[Stored entries]
▼

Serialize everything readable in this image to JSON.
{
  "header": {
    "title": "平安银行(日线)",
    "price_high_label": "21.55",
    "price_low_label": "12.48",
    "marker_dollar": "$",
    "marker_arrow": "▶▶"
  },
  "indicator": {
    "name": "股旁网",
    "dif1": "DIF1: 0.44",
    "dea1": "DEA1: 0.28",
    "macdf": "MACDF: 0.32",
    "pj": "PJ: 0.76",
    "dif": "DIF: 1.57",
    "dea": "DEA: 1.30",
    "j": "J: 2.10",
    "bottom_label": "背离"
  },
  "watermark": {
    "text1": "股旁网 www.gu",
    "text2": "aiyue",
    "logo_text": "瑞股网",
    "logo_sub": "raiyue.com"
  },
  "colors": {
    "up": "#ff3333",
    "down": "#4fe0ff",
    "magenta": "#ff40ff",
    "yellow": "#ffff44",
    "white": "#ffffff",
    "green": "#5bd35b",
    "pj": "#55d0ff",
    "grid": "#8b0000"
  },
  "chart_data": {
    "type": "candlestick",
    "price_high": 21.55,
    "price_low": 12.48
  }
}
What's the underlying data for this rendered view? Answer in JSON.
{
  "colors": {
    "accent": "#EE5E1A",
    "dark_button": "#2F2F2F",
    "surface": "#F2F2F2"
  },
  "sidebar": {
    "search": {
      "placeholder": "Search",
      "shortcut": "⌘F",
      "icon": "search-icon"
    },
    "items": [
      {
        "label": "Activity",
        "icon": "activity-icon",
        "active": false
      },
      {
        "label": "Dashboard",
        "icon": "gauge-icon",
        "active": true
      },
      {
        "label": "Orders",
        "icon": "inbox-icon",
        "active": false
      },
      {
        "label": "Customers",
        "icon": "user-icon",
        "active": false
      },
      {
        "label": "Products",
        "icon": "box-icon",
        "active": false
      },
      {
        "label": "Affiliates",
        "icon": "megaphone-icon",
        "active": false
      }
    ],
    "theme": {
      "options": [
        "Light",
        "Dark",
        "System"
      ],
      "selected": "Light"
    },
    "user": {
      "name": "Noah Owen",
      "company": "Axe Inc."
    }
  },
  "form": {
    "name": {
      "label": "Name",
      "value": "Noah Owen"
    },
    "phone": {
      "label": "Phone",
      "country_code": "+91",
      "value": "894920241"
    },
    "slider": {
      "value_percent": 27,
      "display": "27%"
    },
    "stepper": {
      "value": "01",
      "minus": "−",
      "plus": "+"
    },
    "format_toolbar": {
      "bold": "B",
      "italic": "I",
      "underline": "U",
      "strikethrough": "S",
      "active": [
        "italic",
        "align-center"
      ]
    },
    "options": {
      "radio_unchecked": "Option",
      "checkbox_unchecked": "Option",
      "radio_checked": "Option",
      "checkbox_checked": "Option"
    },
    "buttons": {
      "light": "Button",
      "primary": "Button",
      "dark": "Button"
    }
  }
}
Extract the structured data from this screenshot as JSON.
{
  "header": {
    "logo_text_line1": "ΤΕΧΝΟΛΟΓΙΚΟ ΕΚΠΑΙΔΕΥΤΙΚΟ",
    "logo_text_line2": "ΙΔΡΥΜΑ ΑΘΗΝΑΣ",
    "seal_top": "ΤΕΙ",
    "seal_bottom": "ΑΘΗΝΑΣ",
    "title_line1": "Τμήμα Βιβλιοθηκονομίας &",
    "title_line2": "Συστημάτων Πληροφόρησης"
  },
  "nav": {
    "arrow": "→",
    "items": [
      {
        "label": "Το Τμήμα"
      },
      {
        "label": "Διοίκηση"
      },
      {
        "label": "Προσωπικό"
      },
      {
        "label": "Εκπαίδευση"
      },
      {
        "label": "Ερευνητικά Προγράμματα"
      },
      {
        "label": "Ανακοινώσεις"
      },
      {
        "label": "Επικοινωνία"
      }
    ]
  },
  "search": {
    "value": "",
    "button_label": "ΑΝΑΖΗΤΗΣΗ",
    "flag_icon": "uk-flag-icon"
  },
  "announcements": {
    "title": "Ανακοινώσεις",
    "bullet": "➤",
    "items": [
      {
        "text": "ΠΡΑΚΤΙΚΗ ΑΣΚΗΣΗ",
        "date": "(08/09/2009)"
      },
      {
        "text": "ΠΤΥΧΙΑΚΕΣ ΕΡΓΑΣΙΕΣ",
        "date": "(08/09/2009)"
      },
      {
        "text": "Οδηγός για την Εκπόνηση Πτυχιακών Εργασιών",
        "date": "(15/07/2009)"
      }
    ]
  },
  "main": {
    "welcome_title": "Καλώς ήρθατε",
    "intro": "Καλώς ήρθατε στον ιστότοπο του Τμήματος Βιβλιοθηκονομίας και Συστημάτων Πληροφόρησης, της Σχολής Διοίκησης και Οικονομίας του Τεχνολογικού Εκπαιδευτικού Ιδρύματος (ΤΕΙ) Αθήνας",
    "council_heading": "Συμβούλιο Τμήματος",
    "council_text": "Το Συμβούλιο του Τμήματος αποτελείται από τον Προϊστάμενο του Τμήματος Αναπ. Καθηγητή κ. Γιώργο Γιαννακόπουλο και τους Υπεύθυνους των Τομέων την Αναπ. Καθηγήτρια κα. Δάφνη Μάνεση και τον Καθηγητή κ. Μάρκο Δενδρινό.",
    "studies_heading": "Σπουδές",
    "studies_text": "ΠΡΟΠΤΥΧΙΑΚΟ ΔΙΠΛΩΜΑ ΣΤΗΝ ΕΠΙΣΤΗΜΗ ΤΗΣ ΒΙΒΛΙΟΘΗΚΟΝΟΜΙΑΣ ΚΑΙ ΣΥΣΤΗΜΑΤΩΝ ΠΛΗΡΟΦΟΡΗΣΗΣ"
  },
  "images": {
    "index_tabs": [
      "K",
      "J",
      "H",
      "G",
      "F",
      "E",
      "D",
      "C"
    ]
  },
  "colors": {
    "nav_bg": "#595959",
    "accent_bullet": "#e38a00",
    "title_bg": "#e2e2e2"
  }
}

▲

## What you should do
Every entry should be output exactly as written, please.

## Solution
Serialize everything readable in this image to JSON.
{
  "header": {
    "title": "平安银行(日线)",
    "price_high_label": "21.55",
    "price_low_label": "12.48",
    "marker_dollar": "$",
    "marker_arrow": "▶▶"
  },
  "indicator": {
    "name": "股旁网",
    "dif1": "DIF1: 0.44",
    "dea1": "DEA1: 0.28",
    "macdf": "MACDF: 0.32",
    "pj": "PJ: 0.76",
    "dif": "DIF: 1.57",
    "dea": "DEA: 1.30",
    "j": "J: 2.10",
    "bottom_label": "背离"
  },
  "watermark": {
    "text1": "股旁网 www.gu",
    "text2": "aiyue",
    "logo_text": "瑞股网",
    "logo_sub": "raiyue.com"
  },
  "colors": {
    "up": "#ff3333",
    "down": "#4fe0ff",
    "magenta": "#ff40ff",
    "yellow": "#ffff44",
    "white": "#ffffff",
    "green": "#5bd35b",
    "pj": "#55d0ff",
    "grid": "#8b0000"
  },
  "chart_data": {
    "type": "candlestick",
    "price_high": 21.55,
    "price_low": 12.48
  }
}
What's the underlying data for this rendered view? Answer in JSON.
{
  "colors": {
    "accent": "#EE5E1A",
    "dark_button": "#2F2F2F",
    "surface": "#F2F2F2"
  },
  "sidebar": {
    "search": {
      "placeholder": "Search",
      "shortcut": "⌘F",
      "icon": "search-icon"
    },
    "items": [
      {
        "label": "Activity",
        "icon": "activity-icon",
        "active": false
      },
      {
        "label": "Dashboard",
        "icon": "gauge-icon",
        "active": true
      },
      {
        "label": "Orders",
        "icon": "inbox-icon",
        "active": false
      },
      {
        "label": "Customers",
        "icon": "user-icon",
        "active": false
      },
      {
        "label": "Products",
        "icon": "box-icon",
        "active": false
      },
      {
        "label": "Affiliates",
        "icon": "megaphone-icon",
        "active": false
      }
    ],
    "theme": {
      "options": [
        "Light",
        "Dark",
        "System"
      ],
      "selected": "Light"
    },
    "user": {
      "name": "Noah Owen",
      "company": "Axe Inc."
    }
  },
  "form": {
    "name": {
      "label": "Name",
      "value": "Noah Owen"
    },
    "phone": {
      "label": "Phone",
      "country_code": "+91",
      "value": "894920241"
    },
    "slider": {
      "value_percent": 27,
      "display": "27%"
    },
    "stepper": {
      "value": "01",
      "minus": "−",
      "plus": "+"
    },
    "format_toolbar": {
      "bold": "B",
      "italic": "I",
      "underline": "U",
      "strikethrough": "S",
      "active": [
        "italic",
        "align-center"
      ]
    },
    "options": {
      "radio_unchecked": "Option",
      "checkbox_unchecked": "Option",
      "radio_checked": "Option",
      "checkbox_checked": "Option"
    },
    "buttons": {
      "light": "Button",
      "primary": "Button",
      "dark": "Button"
    }
  }
}
Extract the structured data from this screenshot as JSON.
{
  "header": {
    "logo_text_line1": "ΤΕΧΝΟΛΟΓΙΚΟ ΕΚΠΑΙΔΕΥΤΙΚΟ",
    "logo_text_line2": "ΙΔΡΥΜΑ ΑΘΗΝΑΣ",
    "seal_top": "ΤΕΙ",
    "seal_bottom": "ΑΘΗΝΑΣ",
    "title_line1": "Τμήμα Βιβλιοθηκονομίας &",
    "title_line2": "Συστημάτων Πληροφόρησης"
  },
  "nav": {
    "arrow": "→",
    "items": [
      {
        "label": "Το Τμήμα"
      },
      {
        "label": "Διοίκηση"
      },
      {
        "label": "Προσωπικό"
      },
      {
        "label": "Εκπαίδευση"
      },
      {
        "label": "Ερευνητικά Προγράμματα"
      },
      {
        "label": "Ανακοινώσεις"
      },
      {
        "label": "Επικοινωνία"
      }
    ]
  },
  "search": {
    "value": "",
    "button_label": "ΑΝΑΖΗΤΗΣΗ",
    "flag_icon": "uk-flag-icon"
  },
  "announcements": {
    "title": "Ανακοινώσεις",
    "bullet": "➤",
    "items": [
      {
        "text": "ΠΡΑΚΤΙΚΗ ΑΣΚΗΣΗ",
        "date": "(08/09/2009)"
      },
      {
        "text": "ΠΤΥΧΙΑΚΕΣ ΕΡΓΑΣΙΕΣ",
        "date": "(08/09/2009)"
      },
      {
        "text": "Οδηγός για την Εκπόνηση Πτυχιακών Εργασιών",
        "date": "(15/07/2009)"
      }
    ]
  },
  "main": {
    "welcome_title": "Καλώς ήρθατε",
    "intro": "Καλώς ήρθατε στον ιστότοπο του Τμήματος Βιβλιοθηκονομίας και Συστημάτων Πληροφόρησης, της Σχολής Διοίκησης και Οικονομίας του Τεχνολογικού Εκπαιδευτικού Ιδρύματος (ΤΕΙ) Αθήνας",
    "council_heading": "Συμβούλιο Τμήματος",
    "council_text": "Το Συμβούλιο του Τμήματος αποτελείται από τον Προϊστάμενο του Τμήματος Αναπ. Καθηγητή κ. Γιώργο Γιαννακόπουλο και τους Υπεύθυνους των Τομέων την Αναπ. Καθηγήτρια κα. Δάφνη Μάνεση και τον Καθηγητή κ. Μάρκο Δενδρινό.",
    "studies_heading": "Σπουδές",
    "studies_text": "ΠΡΟΠΤΥΧΙΑΚΟ ΔΙΠΛΩΜΑ ΣΤΗΝ ΕΠΙΣΤΗΜΗ ΤΗΣ ΒΙΒΛΙΟΘΗΚΟΝΟΜΙΑΣ ΚΑΙ ΣΥΣΤΗΜΑΤΩΝ ΠΛΗΡΟΦΟΡΗΣΗΣ"
  },
  "images": {
    "index_tabs": [
      "K",
      "J",
      "H",
      "G",
      "F",
      "E",
      "D",
      "C"
    ]
  },
  "colors": {
    "nav_bg": "#595959",
    "accent_bullet": "#e38a00",
    "title_bg": "#e2e2e2"
  }
}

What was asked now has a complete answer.